TO DO → Repeat every record below exactly, but leave out any pictures.

MATERIALS PROVIDED →
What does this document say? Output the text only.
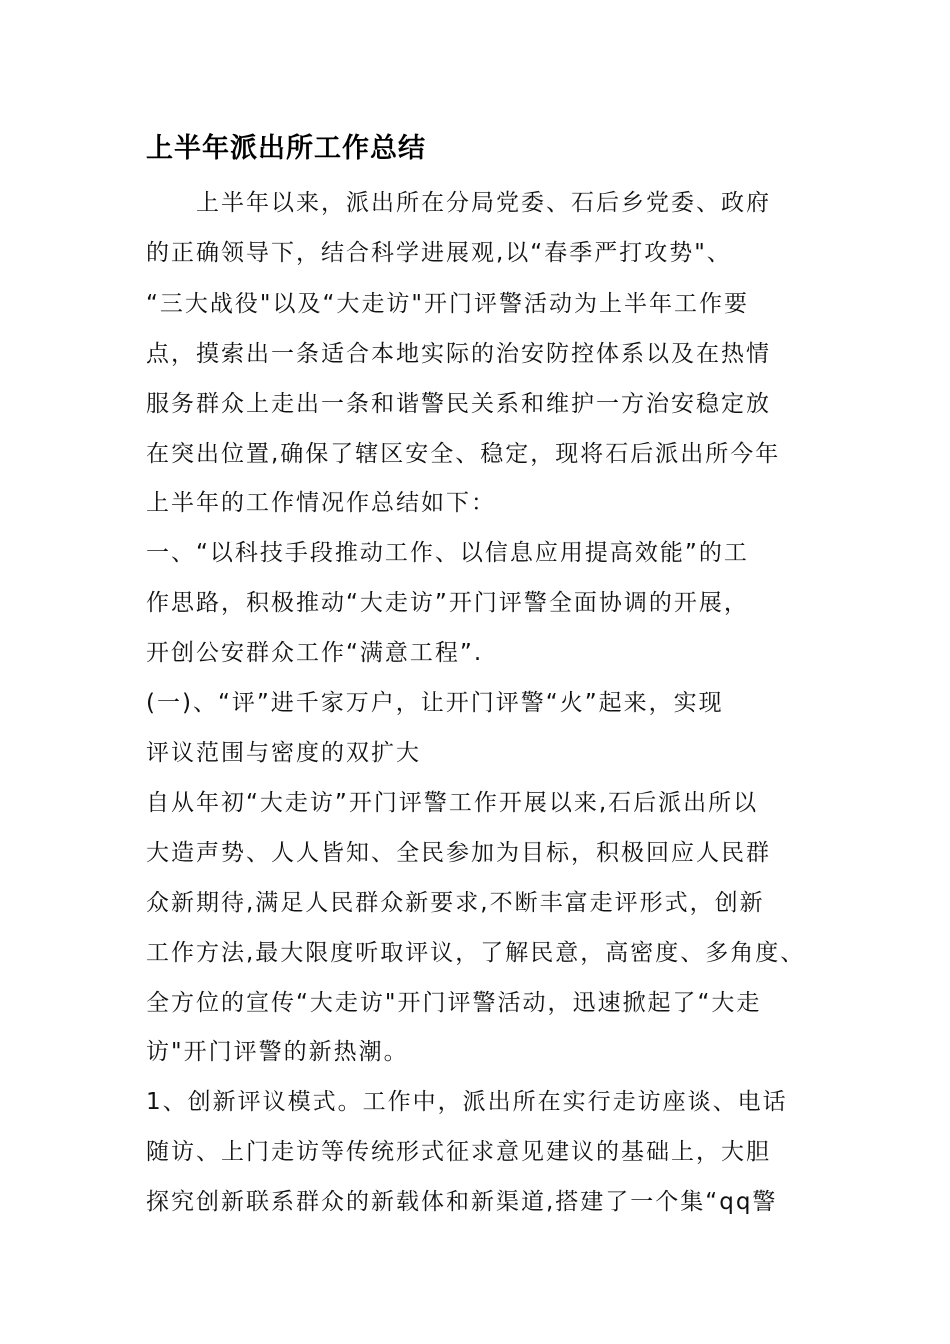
上半年派出所工作总结

　　上半年以来，派出所在分局党委、石后乡党委、政府

的正确领导下，结合科学进展观,以“春季严打攻势"、

“三大战役"以及“大走访"开门评警活动为上半年工作要

点，摸索出一条适合本地实际的治安防控体系以及在热情

服务群众上走出一条和谐警民关系和维护一方治安稳定放

在突出位置,确保了辖区安全、稳定，现将石后派出所今年

上半年的工作情况作总结如下：

一、“以科技手段推动工作、以信息应用提高效能”的工

作思路，积极推动“大走访”开门评警全面协调的开展，

开创公安群众工作“满意工程”.

(一)、“评”进千家万户，让开门评警“火”起来，实现

评议范围与密度的双扩大

自从年初“大走访”开门评警工作开展以来,石后派出所以

大造声势、人人皆知、全民参加为目标，积极回应人民群

众新期待,满足人民群众新要求,不断丰富走评形式，创新

工作方法,最大限度听取评议，了解民意，高密度、多角度、

全方位的宣传“大走访"开门评警活动，迅速掀起了“大走

访"开门评警的新热潮。

1、创新评议模式。工作中，派出所在实行走访座谈、电话

随访、上门走访等传统形式征求意见建议的基础上，大胆

探究创新联系群众的新载体和新渠道,搭建了一个集“qq警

RESULT FOR THIS EXERCISE →
What does this document say? Output the text only.
上半年派出所工作总结

　　上半年以来，派出所在分局党委、石后乡党委、政府

的正确领导下，结合科学进展观,以“春季严打攻势"、

“三大战役"以及“大走访"开门评警活动为上半年工作要

点，摸索出一条适合本地实际的治安防控体系以及在热情

服务群众上走出一条和谐警民关系和维护一方治安稳定放

在突出位置,确保了辖区安全、稳定，现将石后派出所今年

上半年的工作情况作总结如下：

一、“以科技手段推动工作、以信息应用提高效能”的工

作思路，积极推动“大走访”开门评警全面协调的开展，

开创公安群众工作“满意工程”.

(一)、“评”进千家万户，让开门评警“火”起来，实现

评议范围与密度的双扩大

自从年初“大走访”开门评警工作开展以来,石后派出所以

大造声势、人人皆知、全民参加为目标，积极回应人民群

众新期待,满足人民群众新要求,不断丰富走评形式，创新

工作方法,最大限度听取评议，了解民意，高密度、多角度、

全方位的宣传“大走访"开门评警活动，迅速掀起了“大走

访"开门评警的新热潮。

1、创新评议模式。工作中，派出所在实行走访座谈、电话

随访、上门走访等传统形式征求意见建议的基础上，大胆

探究创新联系群众的新载体和新渠道,搭建了一个集“qq警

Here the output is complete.